Collected data:
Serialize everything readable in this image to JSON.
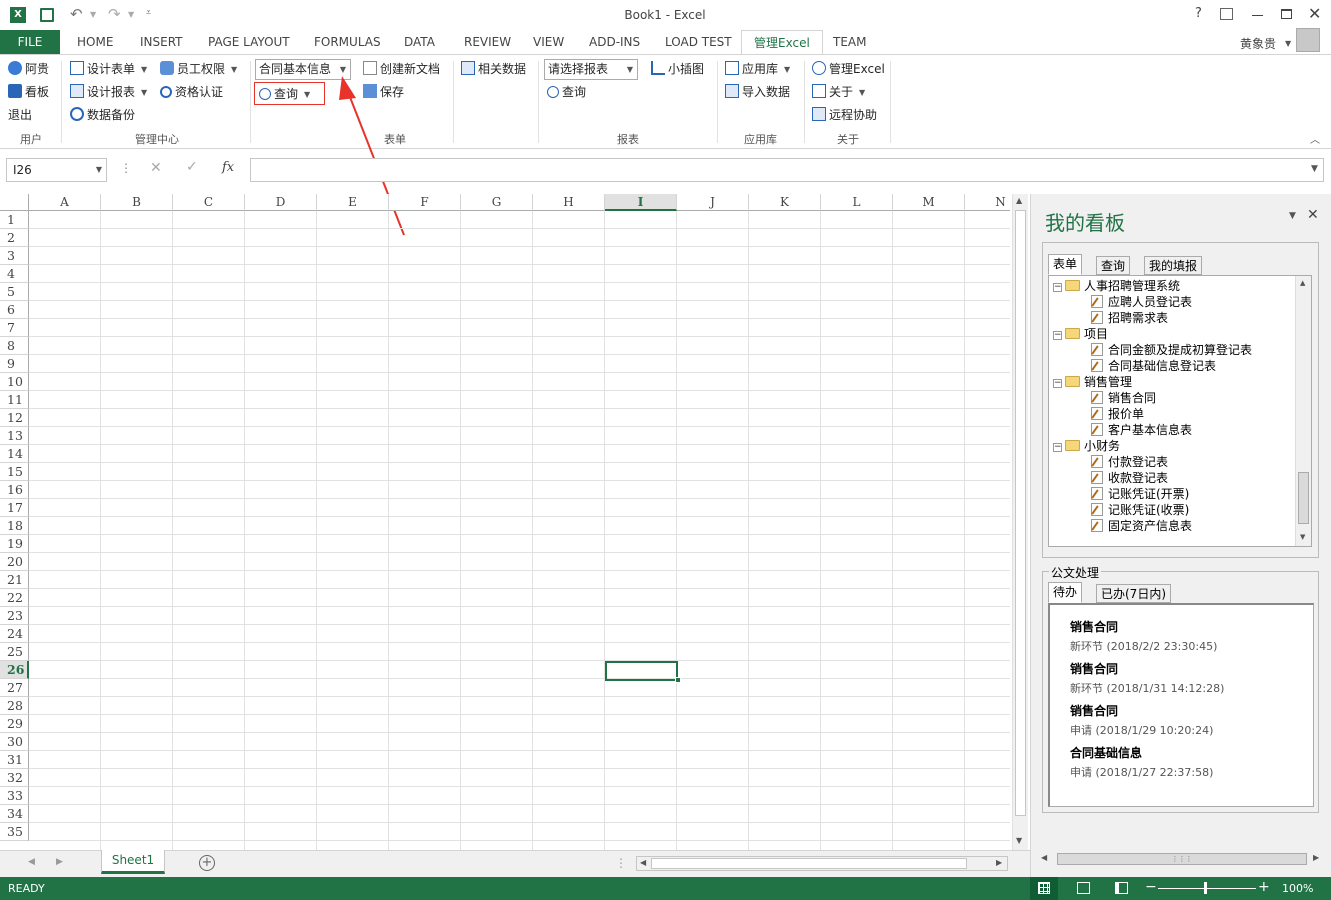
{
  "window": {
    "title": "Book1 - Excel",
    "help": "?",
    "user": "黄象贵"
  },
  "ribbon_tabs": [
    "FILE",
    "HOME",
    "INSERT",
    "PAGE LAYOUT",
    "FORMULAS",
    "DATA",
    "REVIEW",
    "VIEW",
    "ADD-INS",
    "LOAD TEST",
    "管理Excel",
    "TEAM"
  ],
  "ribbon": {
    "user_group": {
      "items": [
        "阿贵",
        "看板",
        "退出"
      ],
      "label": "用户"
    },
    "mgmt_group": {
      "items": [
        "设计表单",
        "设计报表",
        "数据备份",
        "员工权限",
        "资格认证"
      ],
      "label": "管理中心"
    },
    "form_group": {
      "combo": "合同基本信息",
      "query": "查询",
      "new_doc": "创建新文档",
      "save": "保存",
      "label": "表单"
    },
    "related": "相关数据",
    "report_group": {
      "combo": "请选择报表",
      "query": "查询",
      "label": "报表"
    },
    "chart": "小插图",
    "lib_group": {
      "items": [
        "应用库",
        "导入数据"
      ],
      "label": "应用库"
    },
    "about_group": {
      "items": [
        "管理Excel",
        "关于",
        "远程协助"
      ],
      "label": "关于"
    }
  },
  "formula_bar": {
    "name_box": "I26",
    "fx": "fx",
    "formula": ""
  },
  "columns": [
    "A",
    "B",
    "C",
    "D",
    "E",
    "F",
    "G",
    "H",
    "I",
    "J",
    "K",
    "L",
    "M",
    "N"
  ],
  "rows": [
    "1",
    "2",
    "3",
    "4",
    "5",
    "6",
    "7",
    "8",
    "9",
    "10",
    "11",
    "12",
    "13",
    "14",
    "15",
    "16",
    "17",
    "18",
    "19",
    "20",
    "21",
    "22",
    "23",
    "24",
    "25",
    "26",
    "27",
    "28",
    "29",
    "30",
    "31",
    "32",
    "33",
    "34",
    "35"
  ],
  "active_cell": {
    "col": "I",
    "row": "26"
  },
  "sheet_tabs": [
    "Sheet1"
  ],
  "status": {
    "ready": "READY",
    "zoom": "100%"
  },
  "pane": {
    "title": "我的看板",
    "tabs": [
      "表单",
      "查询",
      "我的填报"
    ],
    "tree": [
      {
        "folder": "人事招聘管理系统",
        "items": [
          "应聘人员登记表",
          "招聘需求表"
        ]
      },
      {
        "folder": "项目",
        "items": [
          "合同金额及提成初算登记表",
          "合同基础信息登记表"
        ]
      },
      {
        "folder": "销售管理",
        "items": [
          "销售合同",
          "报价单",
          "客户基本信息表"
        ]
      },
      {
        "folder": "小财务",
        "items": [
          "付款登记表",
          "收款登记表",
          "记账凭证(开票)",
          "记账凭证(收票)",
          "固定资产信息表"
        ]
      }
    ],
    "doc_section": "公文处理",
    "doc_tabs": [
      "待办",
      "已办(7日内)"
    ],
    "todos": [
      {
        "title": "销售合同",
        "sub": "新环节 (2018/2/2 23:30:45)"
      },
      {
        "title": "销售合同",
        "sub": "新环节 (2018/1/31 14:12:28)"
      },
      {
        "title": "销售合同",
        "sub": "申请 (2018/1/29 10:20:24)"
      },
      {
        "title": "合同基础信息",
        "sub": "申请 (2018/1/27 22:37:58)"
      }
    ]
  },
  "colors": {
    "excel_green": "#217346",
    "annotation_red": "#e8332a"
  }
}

What is asked
Print the entries above exactly, taking out only the pictures.

Written response
Serialize everything readable in this image to JSON.
{
  "window": {
    "title": "Book1 - Excel",
    "help": "?",
    "user": "黄象贵"
  },
  "ribbon_tabs": [
    "FILE",
    "HOME",
    "INSERT",
    "PAGE LAYOUT",
    "FORMULAS",
    "DATA",
    "REVIEW",
    "VIEW",
    "ADD-INS",
    "LOAD TEST",
    "管理Excel",
    "TEAM"
  ],
  "ribbon": {
    "user_group": {
      "items": [
        "阿贵",
        "看板",
        "退出"
      ],
      "label": "用户"
    },
    "mgmt_group": {
      "items": [
        "设计表单",
        "设计报表",
        "数据备份",
        "员工权限",
        "资格认证"
      ],
      "label": "管理中心"
    },
    "form_group": {
      "combo": "合同基本信息",
      "query": "查询",
      "new_doc": "创建新文档",
      "save": "保存",
      "label": "表单"
    },
    "related": "相关数据",
    "report_group": {
      "combo": "请选择报表",
      "query": "查询",
      "label": "报表"
    },
    "chart": "小插图",
    "lib_group": {
      "items": [
        "应用库",
        "导入数据"
      ],
      "label": "应用库"
    },
    "about_group": {
      "items": [
        "管理Excel",
        "关于",
        "远程协助"
      ],
      "label": "关于"
    }
  },
  "formula_bar": {
    "name_box": "I26",
    "fx": "fx",
    "formula": ""
  },
  "columns": [
    "A",
    "B",
    "C",
    "D",
    "E",
    "F",
    "G",
    "H",
    "I",
    "J",
    "K",
    "L",
    "M",
    "N"
  ],
  "rows": [
    "1",
    "2",
    "3",
    "4",
    "5",
    "6",
    "7",
    "8",
    "9",
    "10",
    "11",
    "12",
    "13",
    "14",
    "15",
    "16",
    "17",
    "18",
    "19",
    "20",
    "21",
    "22",
    "23",
    "24",
    "25",
    "26",
    "27",
    "28",
    "29",
    "30",
    "31",
    "32",
    "33",
    "34",
    "35"
  ],
  "active_cell": {
    "col": "I",
    "row": "26"
  },
  "sheet_tabs": [
    "Sheet1"
  ],
  "status": {
    "ready": "READY",
    "zoom": "100%"
  },
  "pane": {
    "title": "我的看板",
    "tabs": [
      "表单",
      "查询",
      "我的填报"
    ],
    "tree": [
      {
        "folder": "人事招聘管理系统",
        "items": [
          "应聘人员登记表",
          "招聘需求表"
        ]
      },
      {
        "folder": "项目",
        "items": [
          "合同金额及提成初算登记表",
          "合同基础信息登记表"
        ]
      },
      {
        "folder": "销售管理",
        "items": [
          "销售合同",
          "报价单",
          "客户基本信息表"
        ]
      },
      {
        "folder": "小财务",
        "items": [
          "付款登记表",
          "收款登记表",
          "记账凭证(开票)",
          "记账凭证(收票)",
          "固定资产信息表"
        ]
      }
    ],
    "doc_section": "公文处理",
    "doc_tabs": [
      "待办",
      "已办(7日内)"
    ],
    "todos": [
      {
        "title": "销售合同",
        "sub": "新环节 (2018/2/2 23:30:45)"
      },
      {
        "title": "销售合同",
        "sub": "新环节 (2018/1/31 14:12:28)"
      },
      {
        "title": "销售合同",
        "sub": "申请 (2018/1/29 10:20:24)"
      },
      {
        "title": "合同基础信息",
        "sub": "申请 (2018/1/27 22:37:58)"
      }
    ]
  },
  "colors": {
    "excel_green": "#217346",
    "annotation_red": "#e8332a"
  }
}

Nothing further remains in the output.